The problem – Pick out each line of the records in which the word "arab" appears.

— Start Data shown —

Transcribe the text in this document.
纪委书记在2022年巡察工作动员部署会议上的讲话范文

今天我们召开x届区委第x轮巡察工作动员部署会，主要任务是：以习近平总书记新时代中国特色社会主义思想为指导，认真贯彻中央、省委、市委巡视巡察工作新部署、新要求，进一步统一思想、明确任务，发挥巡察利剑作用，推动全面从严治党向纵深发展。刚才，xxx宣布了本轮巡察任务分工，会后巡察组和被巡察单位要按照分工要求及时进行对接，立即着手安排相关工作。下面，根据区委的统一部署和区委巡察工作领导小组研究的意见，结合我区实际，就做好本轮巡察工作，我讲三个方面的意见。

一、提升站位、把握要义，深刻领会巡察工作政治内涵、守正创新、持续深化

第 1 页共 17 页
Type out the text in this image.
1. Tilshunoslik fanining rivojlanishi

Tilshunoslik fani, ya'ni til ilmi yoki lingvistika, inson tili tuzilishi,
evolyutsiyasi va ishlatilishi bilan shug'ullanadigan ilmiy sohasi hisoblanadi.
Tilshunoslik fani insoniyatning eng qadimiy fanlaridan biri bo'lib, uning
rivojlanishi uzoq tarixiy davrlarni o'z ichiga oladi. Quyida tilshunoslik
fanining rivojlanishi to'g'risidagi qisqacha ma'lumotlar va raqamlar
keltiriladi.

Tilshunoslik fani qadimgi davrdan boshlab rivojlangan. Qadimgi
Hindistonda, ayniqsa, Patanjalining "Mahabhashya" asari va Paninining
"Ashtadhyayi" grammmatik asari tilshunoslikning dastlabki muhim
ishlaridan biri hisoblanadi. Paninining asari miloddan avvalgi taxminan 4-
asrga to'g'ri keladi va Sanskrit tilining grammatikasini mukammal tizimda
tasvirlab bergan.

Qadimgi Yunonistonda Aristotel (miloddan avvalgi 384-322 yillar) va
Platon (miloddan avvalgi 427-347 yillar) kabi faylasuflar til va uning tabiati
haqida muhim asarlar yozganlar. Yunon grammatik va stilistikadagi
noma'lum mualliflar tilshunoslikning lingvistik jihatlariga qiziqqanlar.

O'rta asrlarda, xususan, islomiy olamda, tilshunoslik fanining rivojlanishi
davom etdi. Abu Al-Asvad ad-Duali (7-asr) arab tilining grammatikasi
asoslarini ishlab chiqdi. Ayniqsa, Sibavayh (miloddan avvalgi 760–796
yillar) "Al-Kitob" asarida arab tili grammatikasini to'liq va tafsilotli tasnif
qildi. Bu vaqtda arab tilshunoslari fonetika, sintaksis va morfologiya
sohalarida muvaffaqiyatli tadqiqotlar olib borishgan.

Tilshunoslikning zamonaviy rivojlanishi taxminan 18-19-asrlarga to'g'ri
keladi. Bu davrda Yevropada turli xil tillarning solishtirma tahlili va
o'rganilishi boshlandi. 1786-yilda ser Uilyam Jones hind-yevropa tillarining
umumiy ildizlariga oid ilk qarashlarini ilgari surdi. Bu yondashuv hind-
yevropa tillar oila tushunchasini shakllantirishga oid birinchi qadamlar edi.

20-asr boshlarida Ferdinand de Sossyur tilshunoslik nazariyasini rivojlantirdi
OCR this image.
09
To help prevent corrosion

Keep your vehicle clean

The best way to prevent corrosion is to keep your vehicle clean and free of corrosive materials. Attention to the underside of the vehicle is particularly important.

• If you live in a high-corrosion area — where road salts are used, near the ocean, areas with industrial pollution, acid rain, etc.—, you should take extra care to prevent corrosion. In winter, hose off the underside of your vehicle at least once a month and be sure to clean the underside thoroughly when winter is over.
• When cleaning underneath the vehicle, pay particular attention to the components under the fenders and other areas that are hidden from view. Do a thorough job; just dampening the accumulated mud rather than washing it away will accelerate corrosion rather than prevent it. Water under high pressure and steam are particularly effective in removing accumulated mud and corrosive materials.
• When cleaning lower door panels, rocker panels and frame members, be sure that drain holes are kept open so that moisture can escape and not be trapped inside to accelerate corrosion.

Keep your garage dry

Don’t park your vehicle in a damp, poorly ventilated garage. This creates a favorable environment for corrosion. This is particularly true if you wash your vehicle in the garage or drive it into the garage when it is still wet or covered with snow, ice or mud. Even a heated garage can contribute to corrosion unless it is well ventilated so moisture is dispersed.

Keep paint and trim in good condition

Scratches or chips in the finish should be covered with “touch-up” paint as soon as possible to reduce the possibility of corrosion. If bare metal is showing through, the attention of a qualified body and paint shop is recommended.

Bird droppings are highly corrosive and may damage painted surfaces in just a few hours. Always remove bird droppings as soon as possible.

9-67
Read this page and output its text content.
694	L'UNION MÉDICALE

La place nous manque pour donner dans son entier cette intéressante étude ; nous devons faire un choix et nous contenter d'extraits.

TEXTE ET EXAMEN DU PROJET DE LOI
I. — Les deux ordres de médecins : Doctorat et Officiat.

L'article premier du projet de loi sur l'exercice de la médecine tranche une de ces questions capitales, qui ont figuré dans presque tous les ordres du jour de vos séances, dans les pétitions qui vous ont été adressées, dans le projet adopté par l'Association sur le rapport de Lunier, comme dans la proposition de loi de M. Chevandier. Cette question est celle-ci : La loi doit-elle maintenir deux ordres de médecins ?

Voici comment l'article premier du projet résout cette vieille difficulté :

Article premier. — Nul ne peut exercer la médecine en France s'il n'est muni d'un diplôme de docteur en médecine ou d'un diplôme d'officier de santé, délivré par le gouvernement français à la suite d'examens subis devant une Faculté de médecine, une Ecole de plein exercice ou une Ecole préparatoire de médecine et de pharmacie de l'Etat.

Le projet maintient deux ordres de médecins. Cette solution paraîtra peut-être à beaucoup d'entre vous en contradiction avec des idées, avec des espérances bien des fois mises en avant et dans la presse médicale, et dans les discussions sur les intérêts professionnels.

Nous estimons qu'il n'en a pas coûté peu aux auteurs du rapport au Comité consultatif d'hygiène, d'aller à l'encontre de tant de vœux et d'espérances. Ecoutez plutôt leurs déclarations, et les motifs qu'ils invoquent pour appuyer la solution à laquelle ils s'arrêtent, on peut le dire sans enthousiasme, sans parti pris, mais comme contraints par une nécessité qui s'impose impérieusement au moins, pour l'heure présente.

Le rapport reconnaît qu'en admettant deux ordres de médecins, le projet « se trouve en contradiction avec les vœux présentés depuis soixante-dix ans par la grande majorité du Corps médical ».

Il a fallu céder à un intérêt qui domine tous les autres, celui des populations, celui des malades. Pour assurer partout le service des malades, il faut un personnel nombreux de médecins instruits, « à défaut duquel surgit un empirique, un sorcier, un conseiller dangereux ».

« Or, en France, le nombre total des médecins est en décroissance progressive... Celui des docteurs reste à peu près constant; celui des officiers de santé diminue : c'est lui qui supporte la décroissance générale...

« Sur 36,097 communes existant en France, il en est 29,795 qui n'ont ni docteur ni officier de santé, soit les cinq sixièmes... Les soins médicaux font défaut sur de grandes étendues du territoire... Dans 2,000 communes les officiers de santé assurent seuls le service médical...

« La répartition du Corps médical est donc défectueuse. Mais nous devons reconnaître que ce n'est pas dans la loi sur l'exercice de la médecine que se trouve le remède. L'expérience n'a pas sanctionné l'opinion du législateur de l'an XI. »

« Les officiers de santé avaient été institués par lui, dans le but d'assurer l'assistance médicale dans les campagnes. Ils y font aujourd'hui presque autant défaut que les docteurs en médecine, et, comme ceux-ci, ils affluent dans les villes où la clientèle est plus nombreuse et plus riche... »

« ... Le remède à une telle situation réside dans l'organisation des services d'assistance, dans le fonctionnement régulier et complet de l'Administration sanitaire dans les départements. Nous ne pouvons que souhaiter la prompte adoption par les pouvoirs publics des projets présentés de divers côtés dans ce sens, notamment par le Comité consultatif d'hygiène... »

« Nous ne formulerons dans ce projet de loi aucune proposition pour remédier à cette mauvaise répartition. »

— End Data shown —

Result of the task –
davom etdi. Abu Al-Asvad ad-Duali (7-asr) arab tilining grammatikasi
yillar) "Al-Kitob" asarida arab tili grammatikasini to'liq va tafsilotli tasnif
qildi. Bu vaqtda arab tilshunoslari fonetika, sintaksis va morfologiya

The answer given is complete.